Task material.

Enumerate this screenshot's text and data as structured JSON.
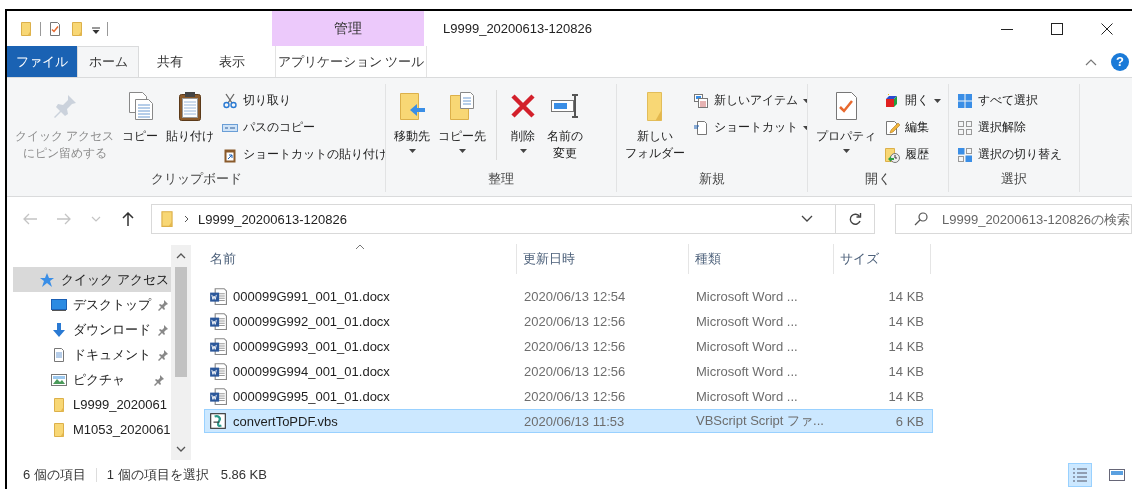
{
  "title_bar": {
    "context_tab": "管理",
    "title": "L9999_20200613-120826"
  },
  "tabs": [
    {
      "label": "ファイル",
      "kind": "file",
      "selected": false
    },
    {
      "label": "ホーム",
      "kind": "normal",
      "selected": true
    },
    {
      "label": "共有",
      "kind": "normal",
      "selected": false
    },
    {
      "label": "表示",
      "kind": "normal",
      "selected": false
    },
    {
      "label": "アプリケーション ツール",
      "kind": "context",
      "selected": false
    }
  ],
  "help": "?",
  "ribbon": {
    "groups": [
      {
        "label": "クリップボード",
        "items": [
          {
            "kind": "large",
            "lines": [
              "クイック アクセス",
              "にピン留めする"
            ],
            "disabled": true,
            "dropdown": false
          },
          {
            "kind": "large",
            "lines": [
              "コピー"
            ],
            "disabled": false,
            "dropdown": false
          },
          {
            "kind": "large",
            "lines": [
              "貼り付け"
            ],
            "disabled": false,
            "dropdown": false
          },
          {
            "kind": "small",
            "label": "切り取り",
            "disabled": false,
            "dropdown": false
          },
          {
            "kind": "small",
            "label": "パスのコピー",
            "disabled": false,
            "dropdown": false
          },
          {
            "kind": "small",
            "label": "ショートカットの貼り付け",
            "disabled": false,
            "dropdown": false
          }
        ]
      },
      {
        "label": "整理",
        "items": [
          {
            "kind": "large",
            "lines": [
              "移動先"
            ],
            "disabled": false,
            "dropdown": true
          },
          {
            "kind": "large",
            "lines": [
              "コピー先"
            ],
            "disabled": false,
            "dropdown": true
          },
          {
            "kind": "separator"
          },
          {
            "kind": "large",
            "lines": [
              "削除"
            ],
            "disabled": false,
            "dropdown": true
          },
          {
            "kind": "large",
            "lines": [
              "名前の",
              "変更"
            ],
            "disabled": false,
            "dropdown": false
          }
        ]
      },
      {
        "label": "新規",
        "items": [
          {
            "kind": "large",
            "lines": [
              "新しい",
              "フォルダー"
            ],
            "disabled": false,
            "dropdown": false
          },
          {
            "kind": "small",
            "label": "新しいアイテム",
            "disabled": false,
            "dropdown": true
          },
          {
            "kind": "small",
            "label": "ショートカット",
            "disabled": false,
            "dropdown": true
          }
        ]
      },
      {
        "label": "開く",
        "items": [
          {
            "kind": "large",
            "lines": [
              "プロパティ"
            ],
            "disabled": false,
            "dropdown": true
          },
          {
            "kind": "small",
            "label": "開く",
            "disabled": false,
            "dropdown": true
          },
          {
            "kind": "small",
            "label": "編集",
            "disabled": false,
            "dropdown": false
          },
          {
            "kind": "small",
            "label": "履歴",
            "disabled": false,
            "dropdown": false
          }
        ]
      },
      {
        "label": "選択",
        "items": [
          {
            "kind": "small",
            "label": "すべて選択",
            "disabled": false,
            "dropdown": false
          },
          {
            "kind": "small",
            "label": "選択解除",
            "disabled": false,
            "dropdown": false
          },
          {
            "kind": "small",
            "label": "選択の切り替え",
            "disabled": false,
            "dropdown": false
          }
        ]
      }
    ]
  },
  "nav_buttons": [
    {
      "kind": "back",
      "disabled": true
    },
    {
      "kind": "forward",
      "disabled": true
    },
    {
      "kind": "recent",
      "disabled": true
    },
    {
      "kind": "up",
      "disabled": false
    }
  ],
  "address": {
    "path": "L9999_20200613-120826"
  },
  "search": {
    "placeholder": "L9999_20200613-120826の検索"
  },
  "nav_pane": {
    "items": [
      {
        "label": "クイック アクセス",
        "kind": "star",
        "selected": true,
        "children": [
          {
            "label": "デスクトップ",
            "kind": "desktop",
            "selected": false,
            "pinned": true
          },
          {
            "label": "ダウンロード",
            "kind": "download",
            "selected": false,
            "pinned": true
          },
          {
            "label": "ドキュメント",
            "kind": "document",
            "selected": false,
            "pinned": true
          },
          {
            "label": "ピクチャ",
            "kind": "picture",
            "selected": false,
            "pinned": true
          },
          {
            "label": "L9999_2020061",
            "kind": "folder",
            "selected": false
          },
          {
            "label": "M1053_2020061",
            "kind": "folder",
            "selected": false
          }
        ]
      }
    ]
  },
  "table": {
    "columns": [
      {
        "label": "名前",
        "sorted": true
      },
      {
        "label": "更新日時",
        "sorted": false
      },
      {
        "label": "種類",
        "sorted": false
      },
      {
        "label": "サイズ",
        "sorted": false
      }
    ],
    "rows": [
      {
        "kind": "word",
        "name": "000099G991_001_01.docx",
        "modified": "2020/06/13 12:54",
        "type": "Microsoft Word ...",
        "size": "14 KB",
        "selected": false
      },
      {
        "kind": "word",
        "name": "000099G992_001_01.docx",
        "modified": "2020/06/13 12:56",
        "type": "Microsoft Word ...",
        "size": "14 KB",
        "selected": false
      },
      {
        "kind": "word",
        "name": "000099G993_001_01.docx",
        "modified": "2020/06/13 12:56",
        "type": "Microsoft Word ...",
        "size": "14 KB",
        "selected": false
      },
      {
        "kind": "word",
        "name": "000099G994_001_01.docx",
        "modified": "2020/06/13 12:56",
        "type": "Microsoft Word ...",
        "size": "14 KB",
        "selected": false
      },
      {
        "kind": "word",
        "name": "000099G995_001_01.docx",
        "modified": "2020/06/13 12:56",
        "type": "Microsoft Word ...",
        "size": "14 KB",
        "selected": false
      },
      {
        "kind": "script",
        "name": "convertToPDF.vbs",
        "modified": "2020/06/13 11:53",
        "type": "VBScript Script ファ...",
        "size": "6 KB",
        "selected": true
      }
    ]
  },
  "status_bar": {
    "item_count": "6 個の項目",
    "selection": "1 個の項目を選択",
    "selection_size": "5.86 KB",
    "views": [
      {
        "kind": "details",
        "selected": true
      },
      {
        "kind": "large-icons",
        "selected": false
      }
    ]
  }
}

Prompt.
Reproduce the material word for word. Any pictures should be left out of the copy.

Output below.
Enumerate this screenshot's text and data as structured JSON.
{
  "title_bar": {
    "context_tab": "管理",
    "title": "L9999_20200613-120826"
  },
  "tabs": [
    {
      "label": "ファイル",
      "kind": "file",
      "selected": false
    },
    {
      "label": "ホーム",
      "kind": "normal",
      "selected": true
    },
    {
      "label": "共有",
      "kind": "normal",
      "selected": false
    },
    {
      "label": "表示",
      "kind": "normal",
      "selected": false
    },
    {
      "label": "アプリケーション ツール",
      "kind": "context",
      "selected": false
    }
  ],
  "help": "?",
  "ribbon": {
    "groups": [
      {
        "label": "クリップボード",
        "items": [
          {
            "kind": "large",
            "lines": [
              "クイック アクセス",
              "にピン留めする"
            ],
            "disabled": true,
            "dropdown": false
          },
          {
            "kind": "large",
            "lines": [
              "コピー"
            ],
            "disabled": false,
            "dropdown": false
          },
          {
            "kind": "large",
            "lines": [
              "貼り付け"
            ],
            "disabled": false,
            "dropdown": false
          },
          {
            "kind": "small",
            "label": "切り取り",
            "disabled": false,
            "dropdown": false
          },
          {
            "kind": "small",
            "label": "パスのコピー",
            "disabled": false,
            "dropdown": false
          },
          {
            "kind": "small",
            "label": "ショートカットの貼り付け",
            "disabled": false,
            "dropdown": false
          }
        ]
      },
      {
        "label": "整理",
        "items": [
          {
            "kind": "large",
            "lines": [
              "移動先"
            ],
            "disabled": false,
            "dropdown": true
          },
          {
            "kind": "large",
            "lines": [
              "コピー先"
            ],
            "disabled": false,
            "dropdown": true
          },
          {
            "kind": "separator"
          },
          {
            "kind": "large",
            "lines": [
              "削除"
            ],
            "disabled": false,
            "dropdown": true
          },
          {
            "kind": "large",
            "lines": [
              "名前の",
              "変更"
            ],
            "disabled": false,
            "dropdown": false
          }
        ]
      },
      {
        "label": "新規",
        "items": [
          {
            "kind": "large",
            "lines": [
              "新しい",
              "フォルダー"
            ],
            "disabled": false,
            "dropdown": false
          },
          {
            "kind": "small",
            "label": "新しいアイテム",
            "disabled": false,
            "dropdown": true
          },
          {
            "kind": "small",
            "label": "ショートカット",
            "disabled": false,
            "dropdown": true
          }
        ]
      },
      {
        "label": "開く",
        "items": [
          {
            "kind": "large",
            "lines": [
              "プロパティ"
            ],
            "disabled": false,
            "dropdown": true
          },
          {
            "kind": "small",
            "label": "開く",
            "disabled": false,
            "dropdown": true
          },
          {
            "kind": "small",
            "label": "編集",
            "disabled": false,
            "dropdown": false
          },
          {
            "kind": "small",
            "label": "履歴",
            "disabled": false,
            "dropdown": false
          }
        ]
      },
      {
        "label": "選択",
        "items": [
          {
            "kind": "small",
            "label": "すべて選択",
            "disabled": false,
            "dropdown": false
          },
          {
            "kind": "small",
            "label": "選択解除",
            "disabled": false,
            "dropdown": false
          },
          {
            "kind": "small",
            "label": "選択の切り替え",
            "disabled": false,
            "dropdown": false
          }
        ]
      }
    ]
  },
  "nav_buttons": [
    {
      "kind": "back",
      "disabled": true
    },
    {
      "kind": "forward",
      "disabled": true
    },
    {
      "kind": "recent",
      "disabled": true
    },
    {
      "kind": "up",
      "disabled": false
    }
  ],
  "address": {
    "path": "L9999_20200613-120826"
  },
  "search": {
    "placeholder": "L9999_20200613-120826の検索"
  },
  "nav_pane": {
    "items": [
      {
        "label": "クイック アクセス",
        "kind": "star",
        "selected": true,
        "children": [
          {
            "label": "デスクトップ",
            "kind": "desktop",
            "selected": false,
            "pinned": true
          },
          {
            "label": "ダウンロード",
            "kind": "download",
            "selected": false,
            "pinned": true
          },
          {
            "label": "ドキュメント",
            "kind": "document",
            "selected": false,
            "pinned": true
          },
          {
            "label": "ピクチャ",
            "kind": "picture",
            "selected": false,
            "pinned": true
          },
          {
            "label": "L9999_2020061",
            "kind": "folder",
            "selected": false
          },
          {
            "label": "M1053_2020061",
            "kind": "folder",
            "selected": false
          }
        ]
      }
    ]
  },
  "table": {
    "columns": [
      {
        "label": "名前",
        "sorted": true
      },
      {
        "label": "更新日時",
        "sorted": false
      },
      {
        "label": "種類",
        "sorted": false
      },
      {
        "label": "サイズ",
        "sorted": false
      }
    ],
    "rows": [
      {
        "kind": "word",
        "name": "000099G991_001_01.docx",
        "modified": "2020/06/13 12:54",
        "type": "Microsoft Word ...",
        "size": "14 KB",
        "selected": false
      },
      {
        "kind": "word",
        "name": "000099G992_001_01.docx",
        "modified": "2020/06/13 12:56",
        "type": "Microsoft Word ...",
        "size": "14 KB",
        "selected": false
      },
      {
        "kind": "word",
        "name": "000099G993_001_01.docx",
        "modified": "2020/06/13 12:56",
        "type": "Microsoft Word ...",
        "size": "14 KB",
        "selected": false
      },
      {
        "kind": "word",
        "name": "000099G994_001_01.docx",
        "modified": "2020/06/13 12:56",
        "type": "Microsoft Word ...",
        "size": "14 KB",
        "selected": false
      },
      {
        "kind": "word",
        "name": "000099G995_001_01.docx",
        "modified": "2020/06/13 12:56",
        "type": "Microsoft Word ...",
        "size": "14 KB",
        "selected": false
      },
      {
        "kind": "script",
        "name": "convertToPDF.vbs",
        "modified": "2020/06/13 11:53",
        "type": "VBScript Script ファ...",
        "size": "6 KB",
        "selected": true
      }
    ]
  },
  "status_bar": {
    "item_count": "6 個の項目",
    "selection": "1 個の項目を選択",
    "selection_size": "5.86 KB",
    "views": [
      {
        "kind": "details",
        "selected": true
      },
      {
        "kind": "large-icons",
        "selected": false
      }
    ]
  }
}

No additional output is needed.